Figure contents as structured data:
********

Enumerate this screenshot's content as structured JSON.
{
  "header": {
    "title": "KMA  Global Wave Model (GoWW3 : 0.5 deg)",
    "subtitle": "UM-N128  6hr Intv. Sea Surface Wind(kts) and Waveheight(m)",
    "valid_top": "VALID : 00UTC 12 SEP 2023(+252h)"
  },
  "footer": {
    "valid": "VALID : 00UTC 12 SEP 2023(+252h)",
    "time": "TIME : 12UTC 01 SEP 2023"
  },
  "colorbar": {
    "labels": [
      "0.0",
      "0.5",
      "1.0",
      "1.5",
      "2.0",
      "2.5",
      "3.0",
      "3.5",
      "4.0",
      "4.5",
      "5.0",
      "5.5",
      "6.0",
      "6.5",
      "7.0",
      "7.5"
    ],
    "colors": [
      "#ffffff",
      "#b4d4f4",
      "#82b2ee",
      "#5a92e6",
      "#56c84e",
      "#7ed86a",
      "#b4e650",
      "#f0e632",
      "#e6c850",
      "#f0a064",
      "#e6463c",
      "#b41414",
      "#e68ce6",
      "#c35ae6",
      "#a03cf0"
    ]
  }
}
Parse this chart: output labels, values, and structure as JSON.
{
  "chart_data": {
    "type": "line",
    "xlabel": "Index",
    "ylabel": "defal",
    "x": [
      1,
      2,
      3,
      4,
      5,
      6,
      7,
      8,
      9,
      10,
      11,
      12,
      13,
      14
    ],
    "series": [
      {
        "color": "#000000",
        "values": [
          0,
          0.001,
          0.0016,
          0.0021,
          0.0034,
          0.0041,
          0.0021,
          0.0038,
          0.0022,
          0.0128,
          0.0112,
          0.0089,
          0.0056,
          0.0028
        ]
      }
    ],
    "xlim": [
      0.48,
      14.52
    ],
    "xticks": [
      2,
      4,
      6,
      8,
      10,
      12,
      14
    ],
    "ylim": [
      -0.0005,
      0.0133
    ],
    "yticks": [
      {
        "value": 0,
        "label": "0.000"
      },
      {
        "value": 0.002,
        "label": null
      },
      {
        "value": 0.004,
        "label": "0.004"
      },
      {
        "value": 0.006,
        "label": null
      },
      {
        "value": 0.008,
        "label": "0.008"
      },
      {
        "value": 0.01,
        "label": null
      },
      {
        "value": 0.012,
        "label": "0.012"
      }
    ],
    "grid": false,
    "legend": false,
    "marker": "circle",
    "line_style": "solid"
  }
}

********

Problem to solve: Write out exactly the lines from the line holding "Parse this chart: output" through the last line of the data, and nothing besides those lines.

Answer below:
Parse this chart: output labels, values, and structure as JSON.
{
  "chart_data": {
    "type": "line",
    "xlabel": "Index",
    "ylabel": "defal",
    "x": [
      1,
      2,
      3,
      4,
      5,
      6,
      7,
      8,
      9,
      10,
      11,
      12,
      13,
      14
    ],
    "series": [
      {
        "color": "#000000",
        "values": [
          0,
          0.001,
          0.0016,
          0.0021,
          0.0034,
          0.0041,
          0.0021,
          0.0038,
          0.0022,
          0.0128,
          0.0112,
          0.0089,
          0.0056,
          0.0028
        ]
      }
    ],
    "xlim": [
      0.48,
      14.52
    ],
    "xticks": [
      2,
      4,
      6,
      8,
      10,
      12,
      14
    ],
    "ylim": [
      -0.0005,
      0.0133
    ],
    "yticks": [
      {
        "value": 0,
        "label": "0.000"
      },
      {
        "value": 0.002,
        "label": null
      },
      {
        "value": 0.004,
        "label": "0.004"
      },
      {
        "value": 0.006,
        "label": null
      },
      {
        "value": 0.008,
        "label": "0.008"
      },
      {
        "value": 0.01,
        "label": null
      },
      {
        "value": 0.012,
        "label": "0.012"
      }
    ],
    "grid": false,
    "legend": false,
    "marker": "circle",
    "line_style": "solid"
  }
}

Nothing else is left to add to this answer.